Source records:
::::
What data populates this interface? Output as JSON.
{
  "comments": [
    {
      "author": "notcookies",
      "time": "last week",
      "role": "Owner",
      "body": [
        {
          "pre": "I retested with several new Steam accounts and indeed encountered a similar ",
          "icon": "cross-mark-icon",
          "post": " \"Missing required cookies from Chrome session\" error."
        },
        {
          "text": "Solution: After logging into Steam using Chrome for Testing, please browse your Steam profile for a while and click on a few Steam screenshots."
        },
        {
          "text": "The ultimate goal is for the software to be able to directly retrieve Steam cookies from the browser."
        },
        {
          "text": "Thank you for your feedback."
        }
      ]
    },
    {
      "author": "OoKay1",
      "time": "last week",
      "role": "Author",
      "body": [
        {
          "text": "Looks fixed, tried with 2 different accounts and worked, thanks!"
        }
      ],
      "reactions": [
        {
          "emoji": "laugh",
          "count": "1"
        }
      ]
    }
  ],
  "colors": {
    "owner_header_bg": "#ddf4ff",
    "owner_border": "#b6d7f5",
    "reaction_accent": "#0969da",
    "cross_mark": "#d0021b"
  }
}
::::
- _Aim_: Print all the data exactly.

- _Written answer_:
What data populates this interface? Output as JSON.
{
  "comments": [
    {
      "author": "notcookies",
      "time": "last week",
      "role": "Owner",
      "body": [
        {
          "pre": "I retested with several new Steam accounts and indeed encountered a similar ",
          "icon": "cross-mark-icon",
          "post": " \"Missing required cookies from Chrome session\" error."
        },
        {
          "text": "Solution: After logging into Steam using Chrome for Testing, please browse your Steam profile for a while and click on a few Steam screenshots."
        },
        {
          "text": "The ultimate goal is for the software to be able to directly retrieve Steam cookies from the browser."
        },
        {
          "text": "Thank you for your feedback."
        }
      ]
    },
    {
      "author": "OoKay1",
      "time": "last week",
      "role": "Author",
      "body": [
        {
          "text": "Looks fixed, tried with 2 different accounts and worked, thanks!"
        }
      ],
      "reactions": [
        {
          "emoji": "laugh",
          "count": "1"
        }
      ]
    }
  ],
  "colors": {
    "owner_header_bg": "#ddf4ff",
    "owner_border": "#b6d7f5",
    "reaction_accent": "#0969da",
    "cross_mark": "#d0021b"
  }
}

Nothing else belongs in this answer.